_Task objective_
Copy each line of the data below exactly, leaving out pictures.

_Data provided_
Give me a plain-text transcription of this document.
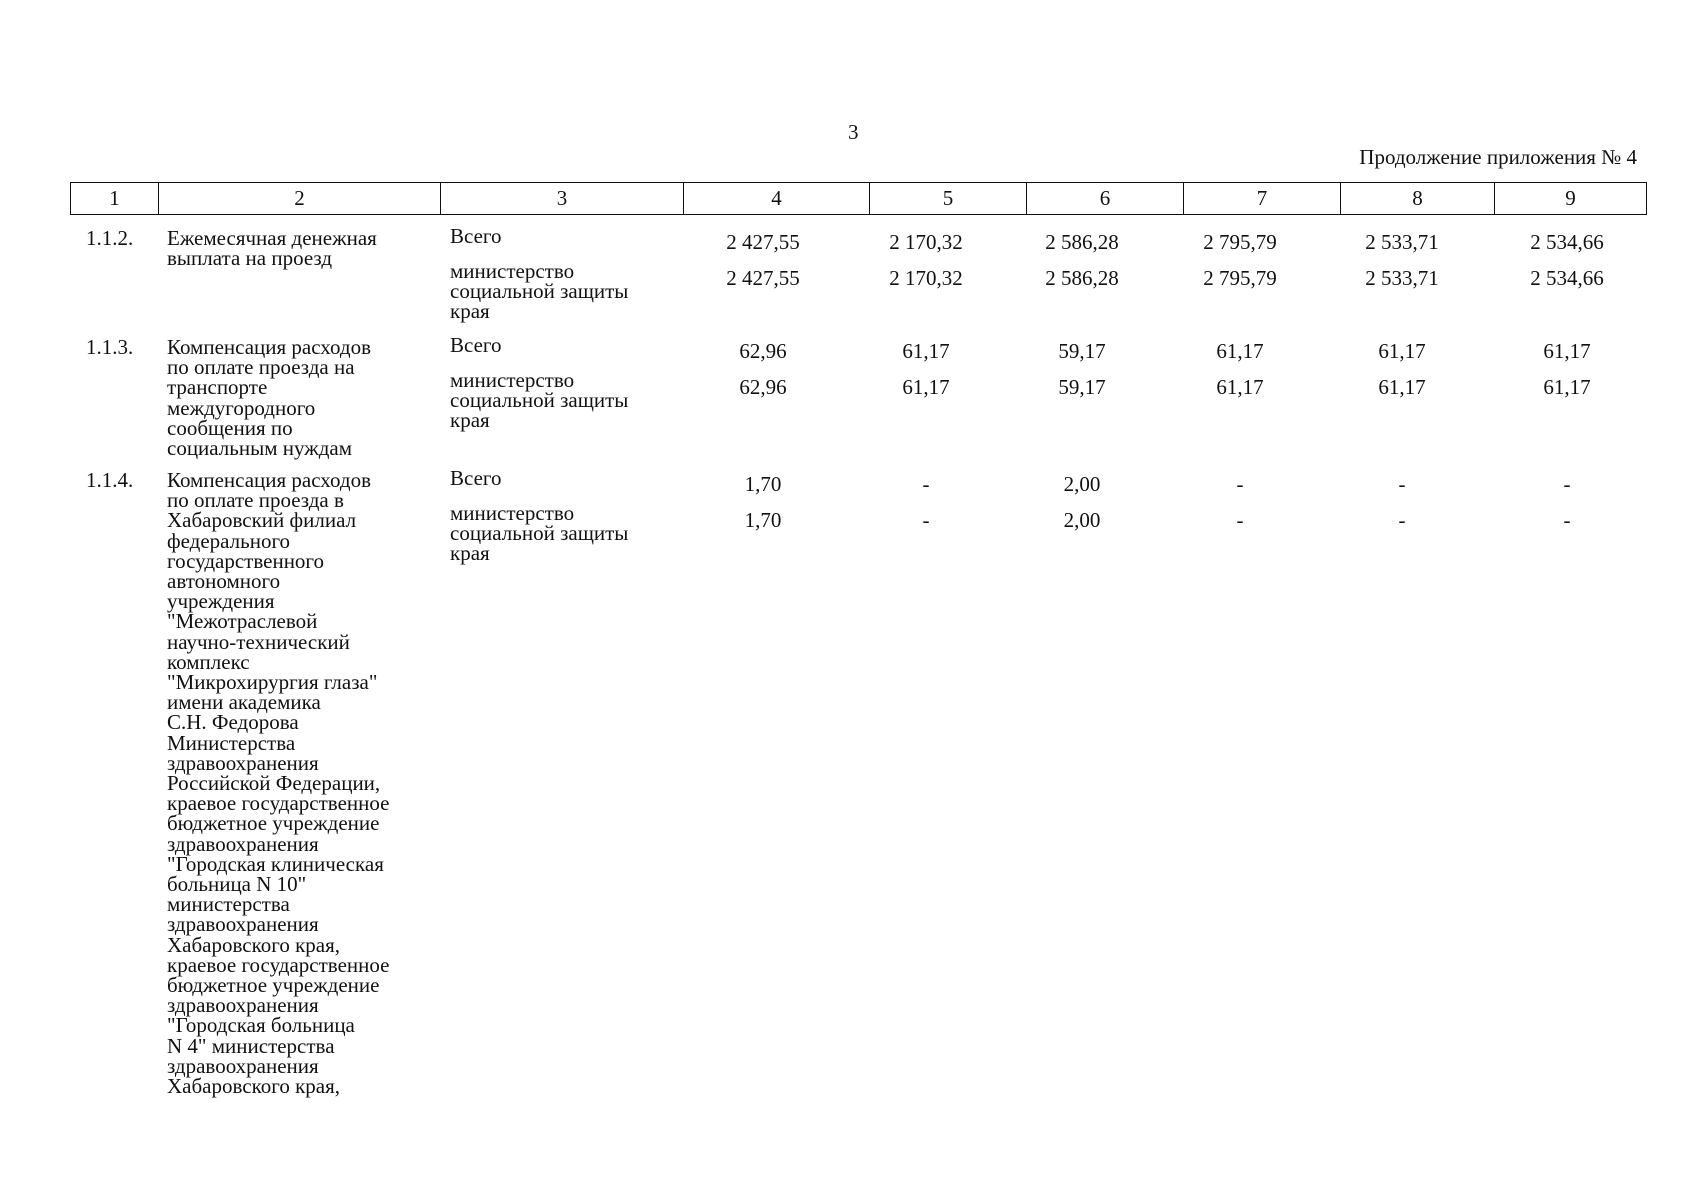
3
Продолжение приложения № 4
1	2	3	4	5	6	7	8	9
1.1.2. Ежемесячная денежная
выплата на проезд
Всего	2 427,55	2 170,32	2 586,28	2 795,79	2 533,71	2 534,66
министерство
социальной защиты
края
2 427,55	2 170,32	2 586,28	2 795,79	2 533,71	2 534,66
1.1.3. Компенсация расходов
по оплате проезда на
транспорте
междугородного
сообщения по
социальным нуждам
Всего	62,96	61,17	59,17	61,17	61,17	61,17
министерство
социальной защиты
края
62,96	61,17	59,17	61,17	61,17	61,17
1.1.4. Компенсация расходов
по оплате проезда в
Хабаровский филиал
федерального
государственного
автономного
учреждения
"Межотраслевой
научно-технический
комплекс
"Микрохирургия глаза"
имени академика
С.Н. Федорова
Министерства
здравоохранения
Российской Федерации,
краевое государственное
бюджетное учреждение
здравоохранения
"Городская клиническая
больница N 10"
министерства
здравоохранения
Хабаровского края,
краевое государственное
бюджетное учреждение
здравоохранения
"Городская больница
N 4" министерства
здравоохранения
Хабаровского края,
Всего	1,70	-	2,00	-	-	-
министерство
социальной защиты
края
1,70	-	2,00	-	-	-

_Correct output_
Give me a plain-text transcription of this document.
3
Продолжение приложения № 4
1	2	3	4	5	6	7	8	9
1.1.2. Ежемесячная денежная
выплата на проезд
Всего	2 427,55	2 170,32	2 586,28	2 795,79	2 533,71	2 534,66
министерство
социальной защиты
края
2 427,55	2 170,32	2 586,28	2 795,79	2 533,71	2 534,66
1.1.3. Компенсация расходов
по оплате проезда на
транспорте
междугородного
сообщения по
социальным нуждам
Всего	62,96	61,17	59,17	61,17	61,17	61,17
министерство
социальной защиты
края
62,96	61,17	59,17	61,17	61,17	61,17
1.1.4. Компенсация расходов
по оплате проезда в
Хабаровский филиал
федерального
государственного
автономного
учреждения
"Межотраслевой
научно-технический
комплекс
"Микрохирургия глаза"
имени академика
С.Н. Федорова
Министерства
здравоохранения
Российской Федерации,
краевое государственное
бюджетное учреждение
здравоохранения
"Городская клиническая
больница N 10"
министерства
здравоохранения
Хабаровского края,
краевое государственное
бюджетное учреждение
здравоохранения
"Городская больница
N 4" министерства
здравоохранения
Хабаровского края,
Всего	1,70	-	2,00	-	-	-
министерство
социальной защиты
края
1,70	-	2,00	-	-	-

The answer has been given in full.